INPUT DATA:
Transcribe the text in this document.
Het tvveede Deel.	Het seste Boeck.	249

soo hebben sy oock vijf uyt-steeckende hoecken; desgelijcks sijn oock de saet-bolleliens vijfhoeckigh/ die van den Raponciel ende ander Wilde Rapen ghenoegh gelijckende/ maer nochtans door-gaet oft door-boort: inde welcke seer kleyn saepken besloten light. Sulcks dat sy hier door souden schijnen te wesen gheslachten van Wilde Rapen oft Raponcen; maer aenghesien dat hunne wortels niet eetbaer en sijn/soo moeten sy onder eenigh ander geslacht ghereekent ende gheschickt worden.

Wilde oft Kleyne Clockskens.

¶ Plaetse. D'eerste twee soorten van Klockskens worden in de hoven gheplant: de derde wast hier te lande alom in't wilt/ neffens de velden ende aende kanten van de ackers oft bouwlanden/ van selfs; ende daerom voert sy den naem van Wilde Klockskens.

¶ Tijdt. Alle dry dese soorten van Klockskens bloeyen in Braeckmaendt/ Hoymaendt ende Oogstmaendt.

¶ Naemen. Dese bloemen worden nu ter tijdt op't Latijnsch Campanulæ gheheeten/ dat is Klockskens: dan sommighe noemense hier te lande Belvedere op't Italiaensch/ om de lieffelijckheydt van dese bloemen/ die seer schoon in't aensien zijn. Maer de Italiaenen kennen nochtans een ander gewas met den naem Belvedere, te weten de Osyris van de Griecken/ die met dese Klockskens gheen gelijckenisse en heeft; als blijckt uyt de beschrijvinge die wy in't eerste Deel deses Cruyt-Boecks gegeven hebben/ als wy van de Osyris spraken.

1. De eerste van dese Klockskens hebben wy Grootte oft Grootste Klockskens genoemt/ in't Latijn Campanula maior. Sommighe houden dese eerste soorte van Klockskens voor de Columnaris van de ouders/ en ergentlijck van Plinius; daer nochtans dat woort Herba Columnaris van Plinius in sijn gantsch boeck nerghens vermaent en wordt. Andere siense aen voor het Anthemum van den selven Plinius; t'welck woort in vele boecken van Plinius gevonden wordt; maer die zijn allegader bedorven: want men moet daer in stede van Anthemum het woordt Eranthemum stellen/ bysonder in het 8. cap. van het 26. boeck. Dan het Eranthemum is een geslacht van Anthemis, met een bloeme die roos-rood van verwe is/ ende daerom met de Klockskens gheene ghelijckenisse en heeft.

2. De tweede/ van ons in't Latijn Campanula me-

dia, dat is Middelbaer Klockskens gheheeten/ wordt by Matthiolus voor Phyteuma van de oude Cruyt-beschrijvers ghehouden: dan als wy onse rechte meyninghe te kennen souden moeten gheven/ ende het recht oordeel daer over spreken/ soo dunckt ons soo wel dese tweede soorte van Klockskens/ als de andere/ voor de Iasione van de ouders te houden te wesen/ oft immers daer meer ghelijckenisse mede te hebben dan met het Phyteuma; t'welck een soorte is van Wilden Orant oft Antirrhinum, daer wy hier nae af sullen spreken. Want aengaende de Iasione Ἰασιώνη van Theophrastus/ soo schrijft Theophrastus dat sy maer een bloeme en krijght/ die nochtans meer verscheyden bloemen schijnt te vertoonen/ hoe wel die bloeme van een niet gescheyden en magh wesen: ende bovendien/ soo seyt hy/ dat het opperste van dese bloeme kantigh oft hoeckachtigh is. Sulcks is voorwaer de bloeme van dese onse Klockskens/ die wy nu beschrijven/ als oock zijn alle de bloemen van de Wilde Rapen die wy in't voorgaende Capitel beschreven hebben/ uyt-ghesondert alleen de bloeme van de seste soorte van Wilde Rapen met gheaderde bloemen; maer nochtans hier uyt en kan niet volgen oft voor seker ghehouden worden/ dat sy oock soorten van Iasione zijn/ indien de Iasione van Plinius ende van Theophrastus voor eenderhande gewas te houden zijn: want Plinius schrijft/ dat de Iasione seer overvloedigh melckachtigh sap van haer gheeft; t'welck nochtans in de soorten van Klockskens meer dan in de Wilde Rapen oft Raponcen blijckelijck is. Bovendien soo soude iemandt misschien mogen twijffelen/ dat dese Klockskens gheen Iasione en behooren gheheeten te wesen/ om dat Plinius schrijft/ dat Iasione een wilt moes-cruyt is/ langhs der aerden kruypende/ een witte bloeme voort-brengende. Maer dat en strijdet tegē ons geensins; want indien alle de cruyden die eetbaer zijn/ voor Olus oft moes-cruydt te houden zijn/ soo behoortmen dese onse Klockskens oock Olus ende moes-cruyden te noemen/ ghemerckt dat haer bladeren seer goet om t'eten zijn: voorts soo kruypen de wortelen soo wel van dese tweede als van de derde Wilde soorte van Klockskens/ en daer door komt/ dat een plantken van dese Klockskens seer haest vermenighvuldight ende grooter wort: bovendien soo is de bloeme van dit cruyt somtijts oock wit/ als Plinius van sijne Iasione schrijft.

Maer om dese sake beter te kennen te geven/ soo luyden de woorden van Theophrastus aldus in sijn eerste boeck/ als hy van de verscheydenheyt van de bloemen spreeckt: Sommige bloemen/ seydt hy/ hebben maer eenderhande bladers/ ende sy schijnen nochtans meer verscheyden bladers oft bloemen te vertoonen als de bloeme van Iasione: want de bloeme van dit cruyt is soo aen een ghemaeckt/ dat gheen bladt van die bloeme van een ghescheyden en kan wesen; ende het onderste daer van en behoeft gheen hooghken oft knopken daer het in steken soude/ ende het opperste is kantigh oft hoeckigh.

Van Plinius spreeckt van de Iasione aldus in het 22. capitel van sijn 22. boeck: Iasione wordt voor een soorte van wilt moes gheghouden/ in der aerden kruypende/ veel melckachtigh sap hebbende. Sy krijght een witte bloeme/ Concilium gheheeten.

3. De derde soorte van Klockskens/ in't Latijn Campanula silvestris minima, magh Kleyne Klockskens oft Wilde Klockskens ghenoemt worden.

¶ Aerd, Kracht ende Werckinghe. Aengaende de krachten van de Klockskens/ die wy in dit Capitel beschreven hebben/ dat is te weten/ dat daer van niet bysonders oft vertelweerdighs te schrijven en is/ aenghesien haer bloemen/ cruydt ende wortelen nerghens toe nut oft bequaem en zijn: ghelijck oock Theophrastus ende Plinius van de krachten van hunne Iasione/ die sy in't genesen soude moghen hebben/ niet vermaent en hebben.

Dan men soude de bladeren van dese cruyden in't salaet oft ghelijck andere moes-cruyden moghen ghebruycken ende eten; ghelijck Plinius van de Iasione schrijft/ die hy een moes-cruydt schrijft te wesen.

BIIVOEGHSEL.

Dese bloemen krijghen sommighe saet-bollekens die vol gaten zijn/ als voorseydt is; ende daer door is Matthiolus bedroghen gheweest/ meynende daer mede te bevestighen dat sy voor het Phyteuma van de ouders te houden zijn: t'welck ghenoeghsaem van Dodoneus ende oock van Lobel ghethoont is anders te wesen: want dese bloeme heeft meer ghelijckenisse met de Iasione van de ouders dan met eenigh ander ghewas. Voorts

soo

--

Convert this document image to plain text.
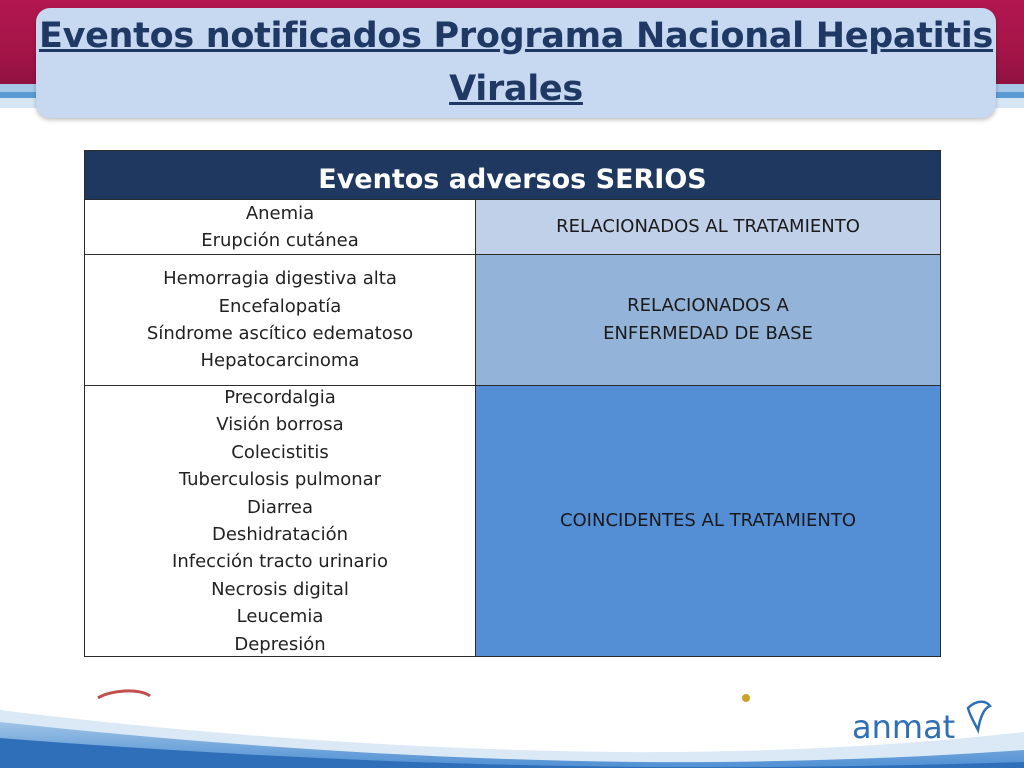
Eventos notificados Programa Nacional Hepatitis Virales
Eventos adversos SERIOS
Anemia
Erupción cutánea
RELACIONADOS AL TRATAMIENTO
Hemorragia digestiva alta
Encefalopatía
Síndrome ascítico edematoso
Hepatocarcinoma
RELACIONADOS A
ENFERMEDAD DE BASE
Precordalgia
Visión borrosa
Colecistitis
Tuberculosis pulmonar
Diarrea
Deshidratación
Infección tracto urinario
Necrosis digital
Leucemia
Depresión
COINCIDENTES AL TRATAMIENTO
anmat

TASK DESCRIPTION:
Copy out each line of the listing that holds the word "document".

WRITTEN SOLUTION:
Transcribe the text in this document.
Convert this document image to plain text.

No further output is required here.